| The request |
Copy the data precisely, keeping every character.

| Information given |
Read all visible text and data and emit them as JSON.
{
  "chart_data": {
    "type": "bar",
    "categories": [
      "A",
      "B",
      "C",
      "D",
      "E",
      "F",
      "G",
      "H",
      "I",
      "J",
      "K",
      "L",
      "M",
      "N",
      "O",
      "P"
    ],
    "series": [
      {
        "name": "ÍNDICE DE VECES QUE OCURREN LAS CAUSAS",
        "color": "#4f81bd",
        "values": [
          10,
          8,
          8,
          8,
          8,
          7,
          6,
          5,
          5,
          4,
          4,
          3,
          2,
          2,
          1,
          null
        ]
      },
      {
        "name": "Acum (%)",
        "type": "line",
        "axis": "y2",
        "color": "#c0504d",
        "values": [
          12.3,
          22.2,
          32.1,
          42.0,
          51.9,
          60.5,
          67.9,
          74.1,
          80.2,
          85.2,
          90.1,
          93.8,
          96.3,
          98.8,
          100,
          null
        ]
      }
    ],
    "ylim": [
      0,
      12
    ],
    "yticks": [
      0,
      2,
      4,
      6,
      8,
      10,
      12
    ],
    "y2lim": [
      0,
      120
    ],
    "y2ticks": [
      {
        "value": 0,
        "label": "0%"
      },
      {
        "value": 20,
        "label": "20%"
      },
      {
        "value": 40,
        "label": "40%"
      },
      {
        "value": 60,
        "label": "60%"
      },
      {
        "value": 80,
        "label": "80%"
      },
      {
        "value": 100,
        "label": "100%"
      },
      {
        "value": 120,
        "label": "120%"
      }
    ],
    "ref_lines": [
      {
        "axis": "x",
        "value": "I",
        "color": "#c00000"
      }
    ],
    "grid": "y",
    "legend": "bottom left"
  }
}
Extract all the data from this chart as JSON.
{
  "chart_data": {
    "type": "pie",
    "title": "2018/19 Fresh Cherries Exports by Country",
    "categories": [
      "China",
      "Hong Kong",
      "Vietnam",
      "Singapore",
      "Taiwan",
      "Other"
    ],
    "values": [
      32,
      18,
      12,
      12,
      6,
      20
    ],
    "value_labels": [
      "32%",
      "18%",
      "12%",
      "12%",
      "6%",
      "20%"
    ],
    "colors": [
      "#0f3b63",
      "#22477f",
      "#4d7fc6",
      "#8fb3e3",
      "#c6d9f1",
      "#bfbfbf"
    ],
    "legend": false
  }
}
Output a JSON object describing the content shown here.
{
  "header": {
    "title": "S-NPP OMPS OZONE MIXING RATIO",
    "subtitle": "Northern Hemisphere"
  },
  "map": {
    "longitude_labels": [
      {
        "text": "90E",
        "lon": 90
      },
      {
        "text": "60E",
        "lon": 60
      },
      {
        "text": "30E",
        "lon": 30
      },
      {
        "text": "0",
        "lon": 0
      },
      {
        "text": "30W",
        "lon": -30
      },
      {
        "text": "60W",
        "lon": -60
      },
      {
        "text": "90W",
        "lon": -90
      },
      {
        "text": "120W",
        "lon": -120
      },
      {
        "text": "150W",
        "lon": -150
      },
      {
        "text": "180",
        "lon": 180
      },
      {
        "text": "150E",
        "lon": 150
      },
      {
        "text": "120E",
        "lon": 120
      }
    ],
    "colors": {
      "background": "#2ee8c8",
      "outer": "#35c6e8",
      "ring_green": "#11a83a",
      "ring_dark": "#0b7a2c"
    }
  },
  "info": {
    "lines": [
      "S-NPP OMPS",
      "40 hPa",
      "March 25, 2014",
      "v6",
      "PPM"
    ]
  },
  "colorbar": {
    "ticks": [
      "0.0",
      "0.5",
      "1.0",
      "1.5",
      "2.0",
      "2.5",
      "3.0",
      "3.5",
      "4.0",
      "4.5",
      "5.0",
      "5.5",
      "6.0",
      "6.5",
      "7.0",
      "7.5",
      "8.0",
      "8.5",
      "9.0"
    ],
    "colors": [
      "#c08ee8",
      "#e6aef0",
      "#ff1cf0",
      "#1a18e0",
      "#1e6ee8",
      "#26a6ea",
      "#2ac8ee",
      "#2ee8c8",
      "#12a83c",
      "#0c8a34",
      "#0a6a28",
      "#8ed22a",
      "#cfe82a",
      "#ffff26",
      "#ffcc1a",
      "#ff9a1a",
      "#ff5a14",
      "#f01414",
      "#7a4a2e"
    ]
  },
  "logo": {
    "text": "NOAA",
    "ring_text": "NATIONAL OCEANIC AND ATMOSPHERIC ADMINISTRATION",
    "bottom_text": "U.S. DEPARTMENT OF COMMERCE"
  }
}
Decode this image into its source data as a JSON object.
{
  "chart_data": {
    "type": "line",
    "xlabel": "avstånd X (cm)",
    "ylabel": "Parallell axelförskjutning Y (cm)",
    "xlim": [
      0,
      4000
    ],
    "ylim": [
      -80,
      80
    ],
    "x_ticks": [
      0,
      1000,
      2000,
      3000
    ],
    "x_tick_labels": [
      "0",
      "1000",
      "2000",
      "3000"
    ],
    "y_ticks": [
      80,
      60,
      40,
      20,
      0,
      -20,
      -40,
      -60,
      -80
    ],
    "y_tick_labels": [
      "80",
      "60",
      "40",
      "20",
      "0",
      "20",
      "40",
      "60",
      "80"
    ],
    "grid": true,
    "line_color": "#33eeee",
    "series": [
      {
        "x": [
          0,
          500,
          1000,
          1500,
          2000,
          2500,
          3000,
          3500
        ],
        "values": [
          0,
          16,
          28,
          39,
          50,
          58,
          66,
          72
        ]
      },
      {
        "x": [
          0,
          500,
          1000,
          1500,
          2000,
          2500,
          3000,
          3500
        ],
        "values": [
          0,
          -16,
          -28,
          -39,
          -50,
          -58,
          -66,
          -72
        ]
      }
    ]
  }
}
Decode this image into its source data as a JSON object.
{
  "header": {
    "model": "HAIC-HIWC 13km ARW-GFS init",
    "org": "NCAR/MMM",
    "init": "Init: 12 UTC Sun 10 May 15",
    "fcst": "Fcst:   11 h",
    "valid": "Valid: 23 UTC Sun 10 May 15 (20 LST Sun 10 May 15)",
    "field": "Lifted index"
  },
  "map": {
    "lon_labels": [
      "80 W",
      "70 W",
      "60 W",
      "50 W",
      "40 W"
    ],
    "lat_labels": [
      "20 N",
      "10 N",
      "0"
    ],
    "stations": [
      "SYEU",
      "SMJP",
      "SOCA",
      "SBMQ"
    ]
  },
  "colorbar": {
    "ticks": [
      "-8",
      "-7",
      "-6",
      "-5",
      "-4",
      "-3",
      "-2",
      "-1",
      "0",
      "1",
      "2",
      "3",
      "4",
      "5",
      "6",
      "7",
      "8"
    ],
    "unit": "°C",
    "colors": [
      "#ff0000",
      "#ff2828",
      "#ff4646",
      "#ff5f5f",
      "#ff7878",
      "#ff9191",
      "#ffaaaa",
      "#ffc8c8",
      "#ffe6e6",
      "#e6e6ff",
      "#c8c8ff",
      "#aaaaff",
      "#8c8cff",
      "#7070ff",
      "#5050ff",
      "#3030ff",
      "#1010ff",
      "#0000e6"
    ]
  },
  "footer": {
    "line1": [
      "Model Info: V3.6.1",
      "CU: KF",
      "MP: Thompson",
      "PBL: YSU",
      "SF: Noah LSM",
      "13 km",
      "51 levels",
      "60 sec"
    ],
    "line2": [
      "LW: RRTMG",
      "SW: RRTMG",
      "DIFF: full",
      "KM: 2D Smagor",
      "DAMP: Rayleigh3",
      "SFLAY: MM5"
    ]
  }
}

| Expected output |
Read all visible text and data and emit them as JSON.
{
  "chart_data": {
    "type": "bar",
    "categories": [
      "A",
      "B",
      "C",
      "D",
      "E",
      "F",
      "G",
      "H",
      "I",
      "J",
      "K",
      "L",
      "M",
      "N",
      "O",
      "P"
    ],
    "series": [
      {
        "name": "ÍNDICE DE VECES QUE OCURREN LAS CAUSAS",
        "color": "#4f81bd",
        "values": [
          10,
          8,
          8,
          8,
          8,
          7,
          6,
          5,
          5,
          4,
          4,
          3,
          2,
          2,
          1,
          null
        ]
      },
      {
        "name": "Acum (%)",
        "type": "line",
        "axis": "y2",
        "color": "#c0504d",
        "values": [
          12.3,
          22.2,
          32.1,
          42.0,
          51.9,
          60.5,
          67.9,
          74.1,
          80.2,
          85.2,
          90.1,
          93.8,
          96.3,
          98.8,
          100,
          null
        ]
      }
    ],
    "ylim": [
      0,
      12
    ],
    "yticks": [
      0,
      2,
      4,
      6,
      8,
      10,
      12
    ],
    "y2lim": [
      0,
      120
    ],
    "y2ticks": [
      {
        "value": 0,
        "label": "0%"
      },
      {
        "value": 20,
        "label": "20%"
      },
      {
        "value": 40,
        "label": "40%"
      },
      {
        "value": 60,
        "label": "60%"
      },
      {
        "value": 80,
        "label": "80%"
      },
      {
        "value": 100,
        "label": "100%"
      },
      {
        "value": 120,
        "label": "120%"
      }
    ],
    "ref_lines": [
      {
        "axis": "x",
        "value": "I",
        "color": "#c00000"
      }
    ],
    "grid": "y",
    "legend": "bottom left"
  }
}
Extract all the data from this chart as JSON.
{
  "chart_data": {
    "type": "pie",
    "title": "2018/19 Fresh Cherries Exports by Country",
    "categories": [
      "China",
      "Hong Kong",
      "Vietnam",
      "Singapore",
      "Taiwan",
      "Other"
    ],
    "values": [
      32,
      18,
      12,
      12,
      6,
      20
    ],
    "value_labels": [
      "32%",
      "18%",
      "12%",
      "12%",
      "6%",
      "20%"
    ],
    "colors": [
      "#0f3b63",
      "#22477f",
      "#4d7fc6",
      "#8fb3e3",
      "#c6d9f1",
      "#bfbfbf"
    ],
    "legend": false
  }
}
Output a JSON object describing the content shown here.
{
  "header": {
    "title": "S-NPP OMPS OZONE MIXING RATIO",
    "subtitle": "Northern Hemisphere"
  },
  "map": {
    "longitude_labels": [
      {
        "text": "90E",
        "lon": 90
      },
      {
        "text": "60E",
        "lon": 60
      },
      {
        "text": "30E",
        "lon": 30
      },
      {
        "text": "0",
        "lon": 0
      },
      {
        "text": "30W",
        "lon": -30
      },
      {
        "text": "60W",
        "lon": -60
      },
      {
        "text": "90W",
        "lon": -90
      },
      {
        "text": "120W",
        "lon": -120
      },
      {
        "text": "150W",
        "lon": -150
      },
      {
        "text": "180",
        "lon": 180
      },
      {
        "text": "150E",
        "lon": 150
      },
      {
        "text": "120E",
        "lon": 120
      }
    ],
    "colors": {
      "background": "#2ee8c8",
      "outer": "#35c6e8",
      "ring_green": "#11a83a",
      "ring_dark": "#0b7a2c"
    }
  },
  "info": {
    "lines": [
      "S-NPP OMPS",
      "40 hPa",
      "March 25, 2014",
      "v6",
      "PPM"
    ]
  },
  "colorbar": {
    "ticks": [
      "0.0",
      "0.5",
      "1.0",
      "1.5",
      "2.0",
      "2.5",
      "3.0",
      "3.5",
      "4.0",
      "4.5",
      "5.0",
      "5.5",
      "6.0",
      "6.5",
      "7.0",
      "7.5",
      "8.0",
      "8.5",
      "9.0"
    ],
    "colors": [
      "#c08ee8",
      "#e6aef0",
      "#ff1cf0",
      "#1a18e0",
      "#1e6ee8",
      "#26a6ea",
      "#2ac8ee",
      "#2ee8c8",
      "#12a83c",
      "#0c8a34",
      "#0a6a28",
      "#8ed22a",
      "#cfe82a",
      "#ffff26",
      "#ffcc1a",
      "#ff9a1a",
      "#ff5a14",
      "#f01414",
      "#7a4a2e"
    ]
  },
  "logo": {
    "text": "NOAA",
    "ring_text": "NATIONAL OCEANIC AND ATMOSPHERIC ADMINISTRATION",
    "bottom_text": "U.S. DEPARTMENT OF COMMERCE"
  }
}
Decode this image into its source data as a JSON object.
{
  "chart_data": {
    "type": "line",
    "xlabel": "avstånd X (cm)",
    "ylabel": "Parallell axelförskjutning Y (cm)",
    "xlim": [
      0,
      4000
    ],
    "ylim": [
      -80,
      80
    ],
    "x_ticks": [
      0,
      1000,
      2000,
      3000
    ],
    "x_tick_labels": [
      "0",
      "1000",
      "2000",
      "3000"
    ],
    "y_ticks": [
      80,
      60,
      40,
      20,
      0,
      -20,
      -40,
      -60,
      -80
    ],
    "y_tick_labels": [
      "80",
      "60",
      "40",
      "20",
      "0",
      "20",
      "40",
      "60",
      "80"
    ],
    "grid": true,
    "line_color": "#33eeee",
    "series": [
      {
        "x": [
          0,
          500,
          1000,
          1500,
          2000,
          2500,
          3000,
          3500
        ],
        "values": [
          0,
          16,
          28,
          39,
          50,
          58,
          66,
          72
        ]
      },
      {
        "x": [
          0,
          500,
          1000,
          1500,
          2000,
          2500,
          3000,
          3500
        ],
        "values": [
          0,
          -16,
          -28,
          -39,
          -50,
          -58,
          -66,
          -72
        ]
      }
    ]
  }
}
Decode this image into its source data as a JSON object.
{
  "header": {
    "model": "HAIC-HIWC 13km ARW-GFS init",
    "org": "NCAR/MMM",
    "init": "Init: 12 UTC Sun 10 May 15",
    "fcst": "Fcst:   11 h",
    "valid": "Valid: 23 UTC Sun 10 May 15 (20 LST Sun 10 May 15)",
    "field": "Lifted index"
  },
  "map": {
    "lon_labels": [
      "80 W",
      "70 W",
      "60 W",
      "50 W",
      "40 W"
    ],
    "lat_labels": [
      "20 N",
      "10 N",
      "0"
    ],
    "stations": [
      "SYEU",
      "SMJP",
      "SOCA",
      "SBMQ"
    ]
  },
  "colorbar": {
    "ticks": [
      "-8",
      "-7",
      "-6",
      "-5",
      "-4",
      "-3",
      "-2",
      "-1",
      "0",
      "1",
      "2",
      "3",
      "4",
      "5",
      "6",
      "7",
      "8"
    ],
    "unit": "°C",
    "colors": [
      "#ff0000",
      "#ff2828",
      "#ff4646",
      "#ff5f5f",
      "#ff7878",
      "#ff9191",
      "#ffaaaa",
      "#ffc8c8",
      "#ffe6e6",
      "#e6e6ff",
      "#c8c8ff",
      "#aaaaff",
      "#8c8cff",
      "#7070ff",
      "#5050ff",
      "#3030ff",
      "#1010ff",
      "#0000e6"
    ]
  },
  "footer": {
    "line1": [
      "Model Info: V3.6.1",
      "CU: KF",
      "MP: Thompson",
      "PBL: YSU",
      "SF: Noah LSM",
      "13 km",
      "51 levels",
      "60 sec"
    ],
    "line2": [
      "LW: RRTMG",
      "SW: RRTMG",
      "DIFF: full",
      "KM: 2D Smagor",
      "DAMP: Rayleigh3",
      "SFLAY: MM5"
    ]
  }
}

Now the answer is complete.